• [GIVEN TEXT]:
※ ※ ※
HDPMdensity: Bayesian analysis for a hierarchical Dirichlet Process mixture of normals model for marginal density estimation

Description

This function generates a posterior density sample for a DP mixture of normals model for related random probability measures. Support provided by the NIH/NCI R01CA75981 grant.

Usage

HDPMdensity(y,study,ngrid=100,prior,mcmc,state,
            status,data=sys.frame(sys.parent()),
            na.action=na.fail,work.dir=NULL)

Arguments

a matrix of responses.

study

a (1 by nrec) vector of study indicators. The i-th index is the study i that response j belongs to.

ngrid

integer giving the number of grid points where the density estimate is evaluated. The default is 100.

prior

a list giving the prior information. The list includes the following parameters: pe1 and pe0 giving the prior weights for the point mass at $\epsilon=1$ and at $\epsilon=1$, respectively, ae and be giving the prior parameters for a Beta prior on $\epsilon$, eps giving the value of $\epsilon$ (it must be specified if pe1 is missing), a0 and b0 vectors giving the hyperparameters for prior distribution of the precision parameter of the Dirichlet process prior, alpha giving the vector of precision parameters (it must be specified if a0 is missing), m0 and S0 giving the hyperparameters of the normal prior distribution for the mean of the normal baseline distribution, mub giving the mean of the normal baseline distribution (is must be specified if m0 is missing), nub and tbinv giving the hyperparameters of the inverse Wishart prior distribution for the variance of the normal baseline distribution, sigmab giving the variance of the normal baseline distribution (is must be specified if nub is missing), nu and tinv giving the hyperparameters of the inverse Wishart prior distribution for the variance of the normal kernel, and sigma giving the covariance matrix of the normal kernel (is must be specified if nu is missing).

mcmc

a list giving the MCMC parameters. The list must include the following integers: nburn giving the number of burn-in scans, nskip giving the thinning interval, nsave giving the total number of scans to be saved, ndisplay giving the number of saved scans to be displayed on screen.

state

a list giving the current value of the parameters. This list is used if the current analysis is the continuation of a previous analysis (not available yet).
※ ※ ※
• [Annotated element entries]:
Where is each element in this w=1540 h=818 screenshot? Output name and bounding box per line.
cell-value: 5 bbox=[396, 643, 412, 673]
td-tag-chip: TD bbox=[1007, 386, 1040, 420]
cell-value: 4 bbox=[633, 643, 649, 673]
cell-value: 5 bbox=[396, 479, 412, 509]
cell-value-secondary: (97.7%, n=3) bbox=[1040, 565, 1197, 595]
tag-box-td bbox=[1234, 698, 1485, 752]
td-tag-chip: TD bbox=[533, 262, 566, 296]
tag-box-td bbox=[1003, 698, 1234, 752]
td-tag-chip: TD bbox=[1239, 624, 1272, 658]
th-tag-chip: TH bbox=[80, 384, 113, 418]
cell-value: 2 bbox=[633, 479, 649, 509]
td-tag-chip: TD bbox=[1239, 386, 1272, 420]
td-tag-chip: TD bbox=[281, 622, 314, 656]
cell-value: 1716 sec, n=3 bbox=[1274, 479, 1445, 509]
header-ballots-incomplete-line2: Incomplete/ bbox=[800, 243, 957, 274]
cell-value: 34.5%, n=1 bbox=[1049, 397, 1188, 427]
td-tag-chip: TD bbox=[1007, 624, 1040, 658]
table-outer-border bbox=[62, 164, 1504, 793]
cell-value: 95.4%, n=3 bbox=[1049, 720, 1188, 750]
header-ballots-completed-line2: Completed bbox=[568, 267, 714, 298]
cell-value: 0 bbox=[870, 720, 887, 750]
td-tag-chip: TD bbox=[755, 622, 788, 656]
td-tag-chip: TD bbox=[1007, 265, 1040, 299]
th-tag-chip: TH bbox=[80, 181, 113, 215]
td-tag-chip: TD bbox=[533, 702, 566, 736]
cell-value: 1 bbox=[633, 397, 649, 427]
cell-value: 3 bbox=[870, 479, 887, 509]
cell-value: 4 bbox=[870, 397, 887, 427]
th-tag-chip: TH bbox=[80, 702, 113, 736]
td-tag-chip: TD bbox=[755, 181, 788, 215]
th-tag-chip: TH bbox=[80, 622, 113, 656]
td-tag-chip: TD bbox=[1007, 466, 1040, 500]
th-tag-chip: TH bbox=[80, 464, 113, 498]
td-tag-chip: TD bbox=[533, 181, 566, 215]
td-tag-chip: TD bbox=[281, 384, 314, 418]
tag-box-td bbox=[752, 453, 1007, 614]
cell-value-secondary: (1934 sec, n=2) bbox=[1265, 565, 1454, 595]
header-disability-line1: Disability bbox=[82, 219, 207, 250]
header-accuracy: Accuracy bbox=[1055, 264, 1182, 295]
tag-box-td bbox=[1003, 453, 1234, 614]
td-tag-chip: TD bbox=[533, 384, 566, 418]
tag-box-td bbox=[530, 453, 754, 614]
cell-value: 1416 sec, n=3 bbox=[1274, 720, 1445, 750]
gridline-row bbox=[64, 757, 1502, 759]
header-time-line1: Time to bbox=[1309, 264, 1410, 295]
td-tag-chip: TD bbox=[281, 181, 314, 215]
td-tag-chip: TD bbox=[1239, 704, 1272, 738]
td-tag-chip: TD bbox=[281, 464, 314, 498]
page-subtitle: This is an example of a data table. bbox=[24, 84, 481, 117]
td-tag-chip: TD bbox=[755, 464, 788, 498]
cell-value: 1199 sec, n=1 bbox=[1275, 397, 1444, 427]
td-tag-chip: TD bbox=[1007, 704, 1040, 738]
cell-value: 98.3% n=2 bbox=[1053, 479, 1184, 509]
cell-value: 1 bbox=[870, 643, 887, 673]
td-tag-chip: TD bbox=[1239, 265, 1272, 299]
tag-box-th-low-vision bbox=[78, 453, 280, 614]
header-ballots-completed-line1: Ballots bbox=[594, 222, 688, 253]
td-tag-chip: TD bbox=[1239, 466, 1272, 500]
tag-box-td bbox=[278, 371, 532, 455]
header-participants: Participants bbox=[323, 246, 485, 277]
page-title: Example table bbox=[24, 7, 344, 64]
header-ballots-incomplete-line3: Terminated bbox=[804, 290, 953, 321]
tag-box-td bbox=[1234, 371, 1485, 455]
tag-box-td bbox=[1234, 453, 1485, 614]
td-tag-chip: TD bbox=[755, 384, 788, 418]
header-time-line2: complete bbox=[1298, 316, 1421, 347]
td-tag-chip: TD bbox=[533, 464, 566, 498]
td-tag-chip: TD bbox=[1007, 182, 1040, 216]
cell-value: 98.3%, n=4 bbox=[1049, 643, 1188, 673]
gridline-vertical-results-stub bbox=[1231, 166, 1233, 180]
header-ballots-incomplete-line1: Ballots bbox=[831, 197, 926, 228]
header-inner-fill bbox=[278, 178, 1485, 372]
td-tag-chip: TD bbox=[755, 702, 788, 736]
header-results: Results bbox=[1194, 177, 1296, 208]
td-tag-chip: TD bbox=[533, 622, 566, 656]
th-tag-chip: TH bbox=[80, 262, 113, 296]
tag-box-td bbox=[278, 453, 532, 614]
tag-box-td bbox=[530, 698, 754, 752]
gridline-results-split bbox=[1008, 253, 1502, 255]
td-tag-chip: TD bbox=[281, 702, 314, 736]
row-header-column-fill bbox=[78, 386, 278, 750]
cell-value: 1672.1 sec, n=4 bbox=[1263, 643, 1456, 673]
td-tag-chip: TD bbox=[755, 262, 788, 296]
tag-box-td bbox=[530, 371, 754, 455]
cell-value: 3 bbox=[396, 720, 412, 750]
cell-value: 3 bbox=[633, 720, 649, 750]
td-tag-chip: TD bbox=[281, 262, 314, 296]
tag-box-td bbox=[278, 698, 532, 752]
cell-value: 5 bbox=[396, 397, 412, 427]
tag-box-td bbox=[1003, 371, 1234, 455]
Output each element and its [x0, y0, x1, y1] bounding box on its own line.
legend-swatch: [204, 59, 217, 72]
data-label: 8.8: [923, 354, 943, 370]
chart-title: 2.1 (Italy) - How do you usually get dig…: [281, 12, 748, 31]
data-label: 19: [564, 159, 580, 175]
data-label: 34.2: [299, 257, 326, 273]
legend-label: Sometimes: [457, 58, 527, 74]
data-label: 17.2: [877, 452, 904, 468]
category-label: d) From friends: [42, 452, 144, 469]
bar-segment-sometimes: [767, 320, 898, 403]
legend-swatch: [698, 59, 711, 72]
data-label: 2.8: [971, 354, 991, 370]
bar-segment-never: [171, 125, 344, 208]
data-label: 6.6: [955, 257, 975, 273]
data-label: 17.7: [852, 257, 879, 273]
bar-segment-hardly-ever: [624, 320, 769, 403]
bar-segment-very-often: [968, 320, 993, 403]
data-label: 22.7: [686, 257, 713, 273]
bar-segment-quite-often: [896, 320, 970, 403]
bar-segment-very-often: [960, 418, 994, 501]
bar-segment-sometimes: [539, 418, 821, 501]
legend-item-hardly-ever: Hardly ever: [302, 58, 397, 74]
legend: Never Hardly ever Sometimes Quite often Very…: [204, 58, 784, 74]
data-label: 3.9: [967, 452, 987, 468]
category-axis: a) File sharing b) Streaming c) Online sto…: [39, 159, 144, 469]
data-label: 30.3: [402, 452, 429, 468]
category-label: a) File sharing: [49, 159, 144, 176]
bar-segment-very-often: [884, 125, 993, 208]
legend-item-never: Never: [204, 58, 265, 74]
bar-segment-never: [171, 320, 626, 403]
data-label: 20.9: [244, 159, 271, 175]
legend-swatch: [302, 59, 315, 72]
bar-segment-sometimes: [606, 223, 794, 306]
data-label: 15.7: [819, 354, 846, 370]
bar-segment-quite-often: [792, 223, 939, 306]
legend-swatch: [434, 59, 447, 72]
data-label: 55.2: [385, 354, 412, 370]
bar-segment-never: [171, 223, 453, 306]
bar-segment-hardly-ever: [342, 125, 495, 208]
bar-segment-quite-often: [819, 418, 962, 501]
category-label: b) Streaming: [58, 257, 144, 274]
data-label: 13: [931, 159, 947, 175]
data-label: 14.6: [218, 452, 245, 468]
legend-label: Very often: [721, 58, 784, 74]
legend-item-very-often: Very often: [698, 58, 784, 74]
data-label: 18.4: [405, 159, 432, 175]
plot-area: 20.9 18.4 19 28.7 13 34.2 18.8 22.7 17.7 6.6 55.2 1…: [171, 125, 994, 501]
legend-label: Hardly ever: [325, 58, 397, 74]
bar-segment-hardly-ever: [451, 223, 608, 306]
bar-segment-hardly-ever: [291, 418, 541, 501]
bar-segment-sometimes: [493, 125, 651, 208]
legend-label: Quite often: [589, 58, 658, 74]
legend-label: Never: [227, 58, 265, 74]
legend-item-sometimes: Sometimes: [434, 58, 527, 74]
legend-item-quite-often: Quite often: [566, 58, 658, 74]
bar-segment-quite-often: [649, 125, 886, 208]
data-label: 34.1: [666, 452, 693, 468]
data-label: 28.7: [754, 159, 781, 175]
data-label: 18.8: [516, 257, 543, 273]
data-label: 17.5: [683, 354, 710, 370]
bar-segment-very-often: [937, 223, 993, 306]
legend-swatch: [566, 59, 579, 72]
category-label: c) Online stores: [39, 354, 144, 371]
※ ※ ※
• [TASKS TO PERFORM]:
1) According to the HDPMdensity documentation, which integers must the mcmc list include? Give each name with its meaning.
2) Render the part of the records that opens with their first line and closes with the line containing "th-tag-chip: TH bbox=[80, 622, 113, 656]" as a JSON list of strings, one string per line. Omit any blank lines.

• [RESULTS BY TASK]:
1)
- nburn: the number of burn-in scans
- nskip: the thinning interval
- nsave: the total number of scans to be saved
- ndisplay: the number of saved scans to be displayed on screen

2)
[
  "Where is each element in this w=1540 h=818 screenshot? Output name and bounding box per line.",
  "cell-value: 5 bbox=[396, 643, 412, 673]",
  "td-tag-chip: TD bbox=[1007, 386, 1040, 420]",
  "cell-value: 4 bbox=[633, 643, 649, 673]",
  "cell-value: 5 bbox=[396, 479, 412, 509]",
  "cell-value-secondary: (97.7%, n=3) bbox=[1040, 565, 1197, 595]",
  "tag-box-td bbox=[1234, 698, 1485, 752]",
  "td-tag-chip: TD bbox=[533, 262, 566, 296]",
  "tag-box-td bbox=[1003, 698, 1234, 752]",
  "td-tag-chip: TD bbox=[1239, 624, 1272, 658]",
  "th-tag-chip: TH bbox=[80, 384, 113, 418]",
  "cell-value: 2 bbox=[633, 479, 649, 509]",
  "td-tag-chip: TD bbox=[1239, 386, 1272, 420]",
  "td-tag-chip: TD bbox=[281, 622, 314, 656]",
  "cell-value: 1716 sec, n=3 bbox=[1274, 479, 1445, 509]",
  "header-ballots-incomplete-line2: Incomplete/ bbox=[800, 243, 957, 274]",
  "cell-value: 34.5%, n=1 bbox=[1049, 397, 1188, 427]",
  "td-tag-chip: TD bbox=[1007, 624, 1040, 658]",
  "table-outer-border bbox=[62, 164, 1504, 793]",
  "cell-value: 95.4%, n=3 bbox=[1049, 720, 1188, 750]",
  "header-ballots-completed-line2: Completed bbox=[568, 267, 714, 298]",
  "cell-value: 0 bbox=[870, 720, 887, 750]",
  "td-tag-chip: TD bbox=[755, 622, 788, 656]",
  "td-tag-chip: TD bbox=[1007, 265, 1040, 299]",
  "th-tag-chip: TH bbox=[80, 181, 113, 215]",
  "td-tag-chip: TD bbox=[533, 702, 566, 736]",
  "cell-value: 1 bbox=[633, 397, 649, 427]",
  "cell-value: 3 bbox=[870, 479, 887, 509]",
  "cell-value: 4 bbox=[870, 397, 887, 427]",
  "th-tag-chip: TH bbox=[80, 702, 113, 736]",
  "td-tag-chip: TD bbox=[755, 181, 788, 215]",
  "th-tag-chip: TH bbox=[80, 622, 113, 656]"
]